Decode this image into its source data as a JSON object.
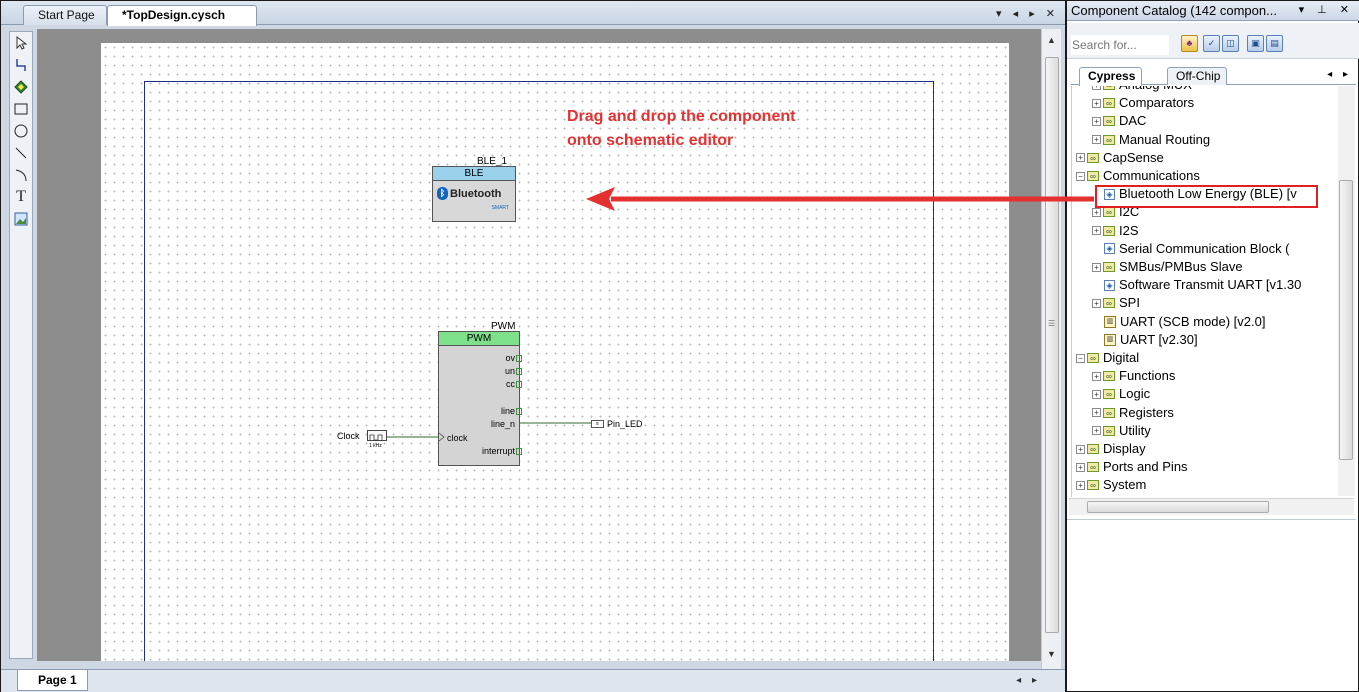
{
  "doc_tabs": {
    "start": "Start Page",
    "active": "*TopDesign.cysch"
  },
  "page_tabs": {
    "page1": "Page 1"
  },
  "schematic": {
    "ble": {
      "instance": "BLE_1",
      "header": "BLE",
      "logo": "Bluetooth",
      "logo_sub": "SMART"
    },
    "pwm": {
      "instance": "PWM",
      "header": "PWM",
      "pins_right": [
        "ov",
        "un",
        "cc",
        "line",
        "line_n",
        "interrupt"
      ],
      "pin_left": "clock"
    },
    "clock": {
      "label": "Clock",
      "freq": "1 kHz"
    },
    "pin_led": {
      "label": "Pin_LED"
    }
  },
  "annotation": {
    "line1": "Drag and drop the component",
    "line2": "onto schematic editor"
  },
  "catalog": {
    "title": "Component Catalog (142 compon...",
    "search_placeholder": "Search for...",
    "tabs": [
      "Cypress",
      "Off-Chip"
    ],
    "tree": [
      {
        "label": "Analog MUX",
        "kind": "folder",
        "exp": "+"
      },
      {
        "label": "Comparators",
        "kind": "folder",
        "exp": "+"
      },
      {
        "label": "DAC",
        "kind": "folder",
        "exp": "+"
      },
      {
        "label": "Manual Routing",
        "kind": "folder",
        "exp": "+"
      },
      {
        "label": "CapSense",
        "kind": "folder",
        "exp": "+"
      },
      {
        "label": "Communications",
        "kind": "folder",
        "exp": "-"
      },
      {
        "label": "Bluetooth Low Energy (BLE) [v",
        "kind": "component"
      },
      {
        "label": "I2C",
        "kind": "folder",
        "exp": "+"
      },
      {
        "label": "I2S",
        "kind": "folder",
        "exp": "+"
      },
      {
        "label": "Serial Communication Block (",
        "kind": "component"
      },
      {
        "label": "SMBus/PMBus Slave",
        "kind": "folder",
        "exp": "+"
      },
      {
        "label": "Software Transmit UART [v1.30",
        "kind": "component"
      },
      {
        "label": "SPI",
        "kind": "folder",
        "exp": "+"
      },
      {
        "label": "UART (SCB mode) [v2.0]",
        "kind": "uart"
      },
      {
        "label": "UART [v2.30]",
        "kind": "uart"
      },
      {
        "label": "Digital",
        "kind": "folder",
        "exp": "-"
      },
      {
        "label": "Functions",
        "kind": "folder",
        "exp": "+"
      },
      {
        "label": "Logic",
        "kind": "folder",
        "exp": "+"
      },
      {
        "label": "Registers",
        "kind": "folder",
        "exp": "+"
      },
      {
        "label": "Utility",
        "kind": "folder",
        "exp": "+"
      },
      {
        "label": "Display",
        "kind": "folder",
        "exp": "+"
      },
      {
        "label": "Ports and Pins",
        "kind": "folder",
        "exp": "+"
      },
      {
        "label": "System",
        "kind": "folder",
        "exp": "+"
      }
    ]
  },
  "colors": {
    "annotation": "#e23232",
    "ble_header": "#9ad0ea",
    "pwm_header": "#7ee08a",
    "frame": "#1d2f8c"
  }
}
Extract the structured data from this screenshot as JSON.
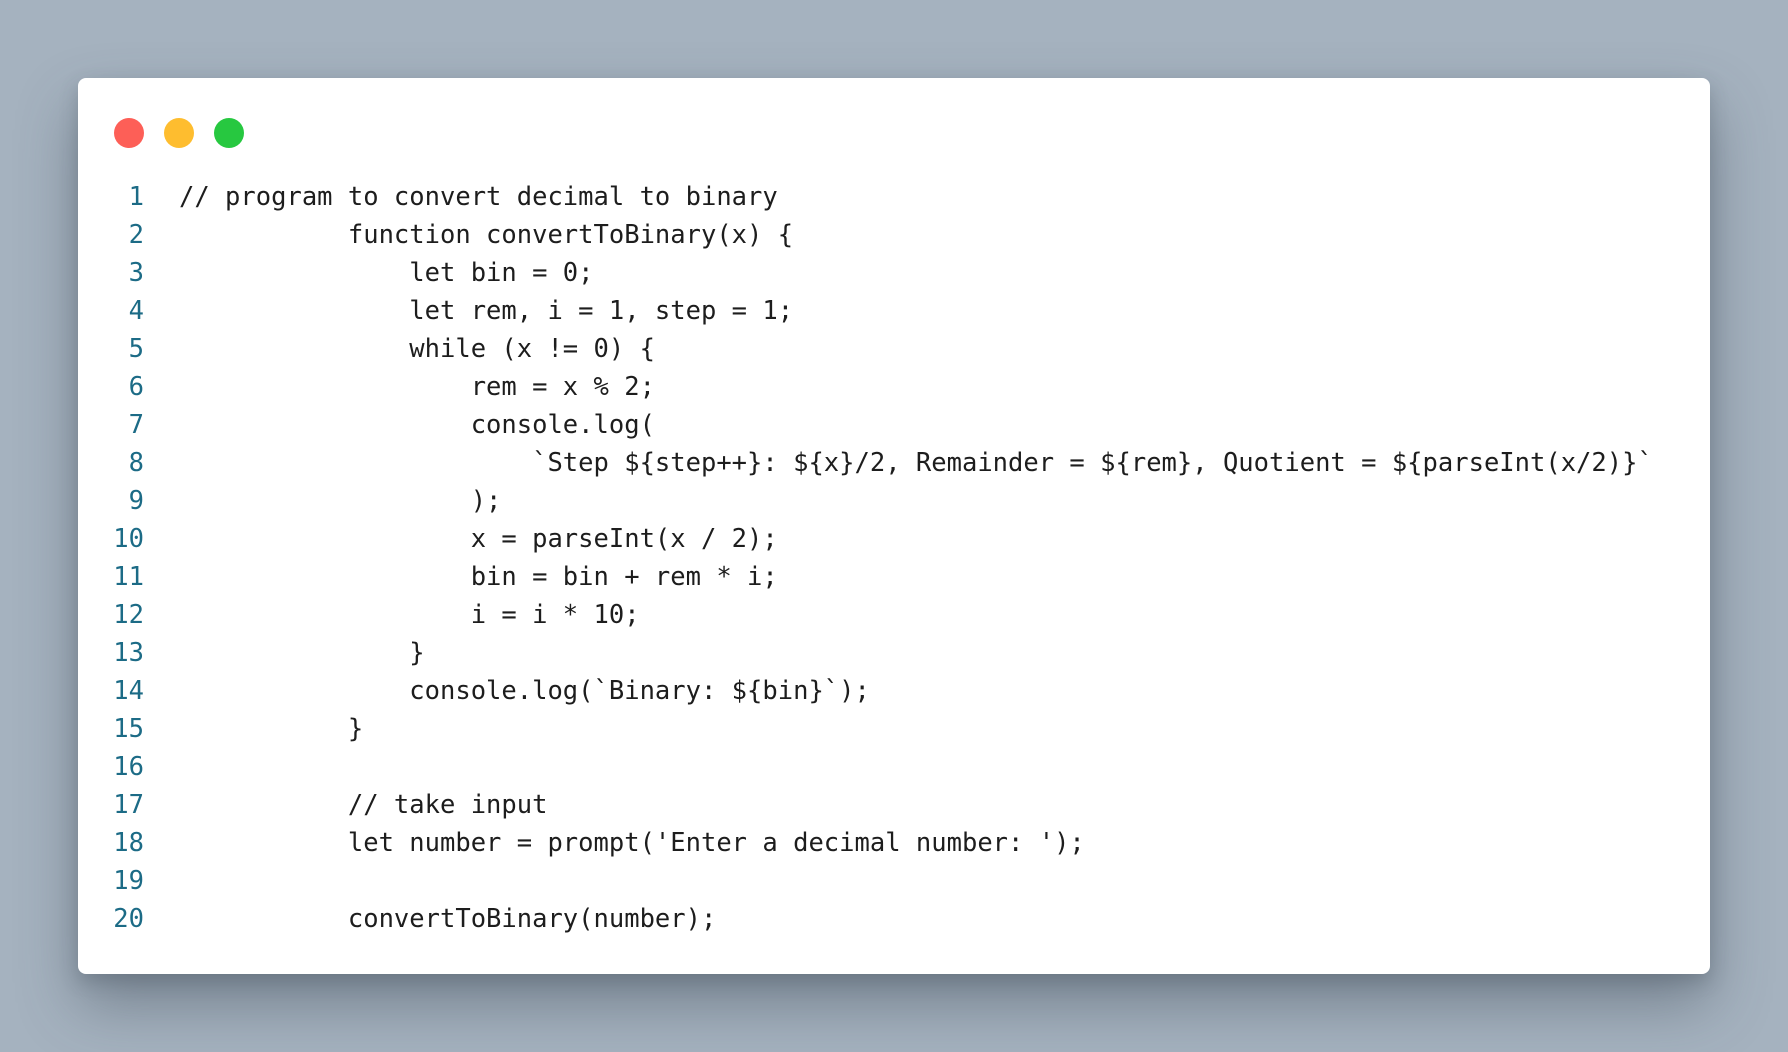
{
  "window": {
    "controls": [
      {
        "name": "close",
        "color": "#fd5f57"
      },
      {
        "name": "minimize",
        "color": "#febd2f"
      },
      {
        "name": "maximize",
        "color": "#27c840"
      }
    ]
  },
  "code_lines": [
    {
      "num": "1",
      "text": "// program to convert decimal to binary"
    },
    {
      "num": "2",
      "text": "           function convertToBinary(x) {"
    },
    {
      "num": "3",
      "text": "               let bin = 0;"
    },
    {
      "num": "4",
      "text": "               let rem, i = 1, step = 1;"
    },
    {
      "num": "5",
      "text": "               while (x != 0) {"
    },
    {
      "num": "6",
      "text": "                   rem = x % 2;"
    },
    {
      "num": "7",
      "text": "                   console.log("
    },
    {
      "num": "8",
      "text": "                       `Step ${step++}: ${x}/2, Remainder = ${rem}, Quotient = ${parseInt(x/2)}`"
    },
    {
      "num": "9",
      "text": "                   );"
    },
    {
      "num": "10",
      "text": "                   x = parseInt(x / 2);"
    },
    {
      "num": "11",
      "text": "                   bin = bin + rem * i;"
    },
    {
      "num": "12",
      "text": "                   i = i * 10;"
    },
    {
      "num": "13",
      "text": "               }"
    },
    {
      "num": "14",
      "text": "               console.log(`Binary: ${bin}`);"
    },
    {
      "num": "15",
      "text": "           }"
    },
    {
      "num": "16",
      "text": ""
    },
    {
      "num": "17",
      "text": "           // take input"
    },
    {
      "num": "18",
      "text": "           let number = prompt('Enter a decimal number: ');"
    },
    {
      "num": "19",
      "text": ""
    },
    {
      "num": "20",
      "text": "           convertToBinary(number);"
    }
  ]
}
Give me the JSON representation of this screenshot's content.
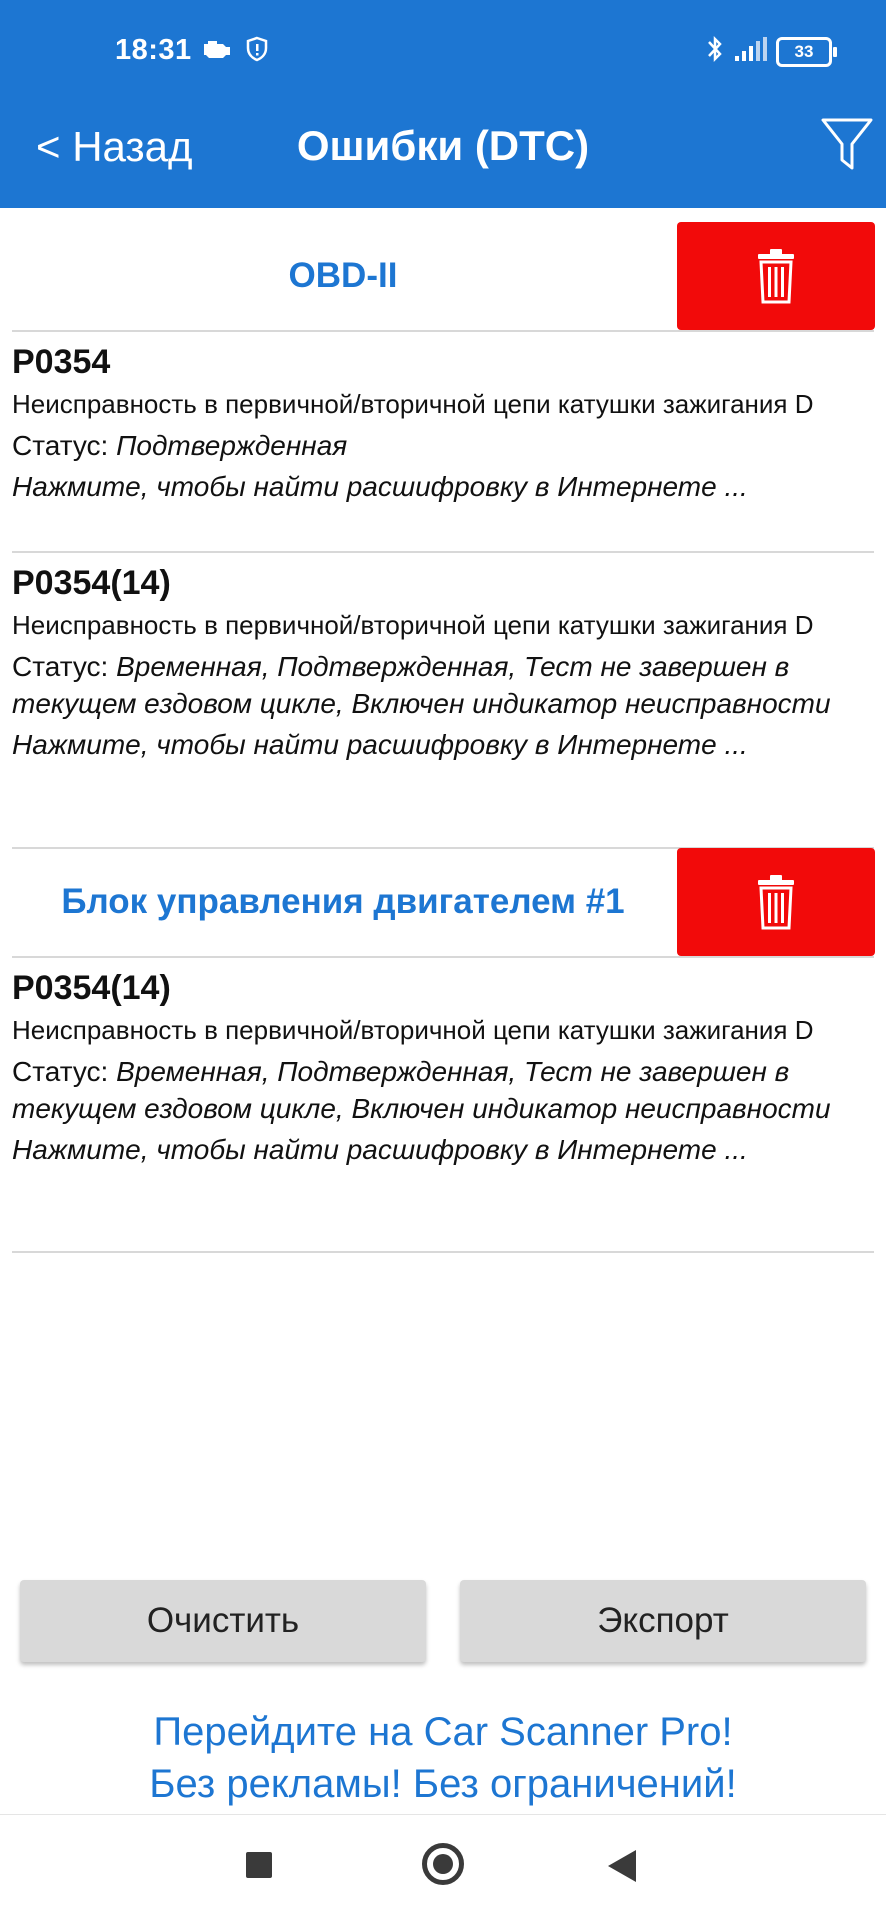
{
  "status_bar": {
    "time": "18:31",
    "battery": "33"
  },
  "app_bar": {
    "back_label": "< Назад",
    "title": "Ошибки (DTC)"
  },
  "sections": [
    {
      "title": "OBD-II",
      "codes": [
        {
          "code": "P0354",
          "description": "Неисправность в первичной/вторичной цепи катушки зажигания D",
          "status_label": "Статус: ",
          "status_value": "Подтвержденная",
          "link": "Нажмите, чтобы найти расшифровку в Интернете ..."
        },
        {
          "code": "P0354(14)",
          "description": "Неисправность в первичной/вторичной цепи катушки зажигания D",
          "status_label": "Статус: ",
          "status_value": "Временная, Подтвержденная, Тест не завершен в текущем ездовом цикле, Включен индикатор неисправности",
          "link": "Нажмите, чтобы найти расшифровку в Интернете ..."
        }
      ]
    },
    {
      "title": "Блок управления двигателем #1",
      "codes": [
        {
          "code": "P0354(14)",
          "description": "Неисправность в первичной/вторичной цепи катушки зажигания D",
          "status_label": "Статус: ",
          "status_value": "Временная, Подтвержденная, Тест не завершен в текущем ездовом цикле, Включен индикатор неисправности",
          "link": "Нажмите, чтобы найти расшифровку в Интернете ..."
        }
      ]
    }
  ],
  "actions": {
    "clear_label": "Очистить",
    "export_label": "Экспорт"
  },
  "promo": {
    "line1": "Перейдите на Car Scanner Pro!",
    "line2": "Без рекламы! Без ограничений!"
  },
  "colors": {
    "primary": "#1d76d2",
    "delete": "#f20a0a",
    "button": "#d9d9d9"
  },
  "icons": [
    "engine-icon",
    "shield-icon",
    "bluetooth-icon",
    "signal-icon",
    "battery-icon",
    "filter-icon",
    "trash-icon",
    "recent-apps-icon",
    "home-icon",
    "back-icon"
  ]
}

........

Problem details: Retype every record above exactly as written, but leave out the pictures.

Completed exercise:
Decode this image into its source data as a JSON object.
{
  "doc_tabs": {
    "start": "Start Page",
    "active": "*TopDesign.cysch"
  },
  "page_tabs": {
    "page1": "Page 1"
  },
  "schematic": {
    "ble": {
      "instance": "BLE_1",
      "header": "BLE",
      "logo": "Bluetooth",
      "logo_sub": "SMART"
    },
    "pwm": {
      "instance": "PWM",
      "header": "PWM",
      "pins_right": [
        "ov",
        "un",
        "cc",
        "line",
        "line_n",
        "interrupt"
      ],
      "pin_left": "clock"
    },
    "clock": {
      "label": "Clock",
      "freq": "1 kHz"
    },
    "pin_led": {
      "label": "Pin_LED"
    }
  },
  "annotation": {
    "line1": "Drag and drop the component",
    "line2": "onto schematic editor"
  },
  "catalog": {
    "title": "Component Catalog (142 compon...",
    "search_placeholder": "Search for...",
    "tabs": [
      "Cypress",
      "Off-Chip"
    ],
    "tree": [
      {
        "label": "Analog MUX",
        "kind": "folder",
        "exp": "+"
      },
      {
        "label": "Comparators",
        "kind": "folder",
        "exp": "+"
      },
      {
        "label": "DAC",
        "kind": "folder",
        "exp": "+"
      },
      {
        "label": "Manual Routing",
        "kind": "folder",
        "exp": "+"
      },
      {
        "label": "CapSense",
        "kind": "folder",
        "exp": "+"
      },
      {
        "label": "Communications",
        "kind": "folder",
        "exp": "-"
      },
      {
        "label": "Bluetooth Low Energy (BLE) [v",
        "kind": "component"
      },
      {
        "label": "I2C",
        "kind": "folder",
        "exp": "+"
      },
      {
        "label": "I2S",
        "kind": "folder",
        "exp": "+"
      },
      {
        "label": "Serial Communication Block (",
        "kind": "component"
      },
      {
        "label": "SMBus/PMBus Slave",
        "kind": "folder",
        "exp": "+"
      },
      {
        "label": "Software Transmit UART [v1.30",
        "kind": "component"
      },
      {
        "label": "SPI",
        "kind": "folder",
        "exp": "+"
      },
      {
        "label": "UART (SCB mode) [v2.0]",
        "kind": "uart"
      },
      {
        "label": "UART [v2.30]",
        "kind": "uart"
      },
      {
        "label": "Digital",
        "kind": "folder",
        "exp": "-"
      },
      {
        "label": "Functions",
        "kind": "folder",
        "exp": "+"
      },
      {
        "label": "Logic",
        "kind": "folder",
        "exp": "+"
      },
      {
        "label": "Registers",
        "kind": "folder",
        "exp": "+"
      },
      {
        "label": "Utility",
        "kind": "folder",
        "exp": "+"
      },
      {
        "label": "Display",
        "kind": "folder",
        "exp": "+"
      },
      {
        "label": "Ports and Pins",
        "kind": "folder",
        "exp": "+"
      },
      {
        "label": "System",
        "kind": "folder",
        "exp": "+"
      }
    ]
  },
  "colors": {
    "annotation": "#e23232",
    "ble_header": "#9ad0ea",
    "pwm_header": "#7ee08a",
    "frame": "#1d2f8c"
  }
}
Extract the structured data from this screenshot as JSON.
{
  "window": {
    "controls": [
      {
        "name": "close",
        "color": "#fd5f57"
      },
      {
        "name": "minimize",
        "color": "#febd2f"
      },
      {
        "name": "maximize",
        "color": "#27c840"
      }
    ]
  },
  "code_lines": [
    {
      "num": "1",
      "text": "// program to convert decimal to binary"
    },
    {
      "num": "2",
      "text": "           function convertToBinary(x) {"
    },
    {
      "num": "3",
      "text": "               let bin = 0;"
    },
    {
      "num": "4",
      "text": "               let rem, i = 1, step = 1;"
    },
    {
      "num": "5",
      "text": "               while (x != 0) {"
    },
    {
      "num": "6",
      "text": "                   rem = x % 2;"
    },
    {
      "num": "7",
      "text": "                   console.log("
    },
    {
      "num": "8",
      "text": "                       `Step ${step++}: ${x}/2, Remainder = ${rem}, Quotient = ${parseInt(x/2)}`"
    },
    {
      "num": "9",
      "text": "                   );"
    },
    {
      "num": "10",
      "text": "                   x = parseInt(x / 2);"
    },
    {
      "num": "11",
      "text": "                   bin = bin + rem * i;"
    },
    {
      "num": "12",
      "text": "                   i = i * 10;"
    },
    {
      "num": "13",
      "text": "               }"
    },
    {
      "num": "14",
      "text": "               console.log(`Binary: ${bin}`);"
    },
    {
      "num": "15",
      "text": "           }"
    },
    {
      "num": "16",
      "text": ""
    },
    {
      "num": "17",
      "text": "           // take input"
    },
    {
      "num": "18",
      "text": "           let number = prompt('Enter a decimal number: ');"
    },
    {
      "num": "19",
      "text": ""
    },
    {
      "num": "20",
      "text": "           convertToBinary(number);"
    }
  ]
}
Give me the JSON representation of this screenshot's content.
{
  "status_bar": {
    "time": "18:31",
    "battery": "33"
  },
  "app_bar": {
    "back_label": "< Назад",
    "title": "Ошибки (DTC)"
  },
  "sections": [
    {
      "title": "OBD-II",
      "codes": [
        {
          "code": "P0354",
          "description": "Неисправность в первичной/вторичной цепи катушки зажигания D",
          "status_label": "Статус: ",
          "status_value": "Подтвержденная",
          "link": "Нажмите, чтобы найти расшифровку в Интернете ..."
        },
        {
          "code": "P0354(14)",
          "description": "Неисправность в первичной/вторичной цепи катушки зажигания D",
          "status_label": "Статус: ",
          "status_value": "Временная, Подтвержденная, Тест не завершен в текущем ездовом цикле, Включен индикатор неисправности",
          "link": "Нажмите, чтобы найти расшифровку в Интернете ..."
        }
      ]
    },
    {
      "title": "Блок управления двигателем #1",
      "codes": [
        {
          "code": "P0354(14)",
          "description": "Неисправность в первичной/вторичной цепи катушки зажигания D",
          "status_label": "Статус: ",
          "status_value": "Временная, Подтвержденная, Тест не завершен в текущем ездовом цикле, Включен индикатор неисправности",
          "link": "Нажмите, чтобы найти расшифровку в Интернете ..."
        }
      ]
    }
  ],
  "actions": {
    "clear_label": "Очистить",
    "export_label": "Экспорт"
  },
  "promo": {
    "line1": "Перейдите на Car Scanner Pro!",
    "line2": "Без рекламы! Без ограничений!"
  },
  "colors": {
    "primary": "#1d76d2",
    "delete": "#f20a0a",
    "button": "#d9d9d9"
  },
  "icons": [
    "engine-icon",
    "shield-icon",
    "bluetooth-icon",
    "signal-icon",
    "battery-icon",
    "filter-icon",
    "trash-icon",
    "recent-apps-icon",
    "home-icon",
    "back-icon"
  ]
}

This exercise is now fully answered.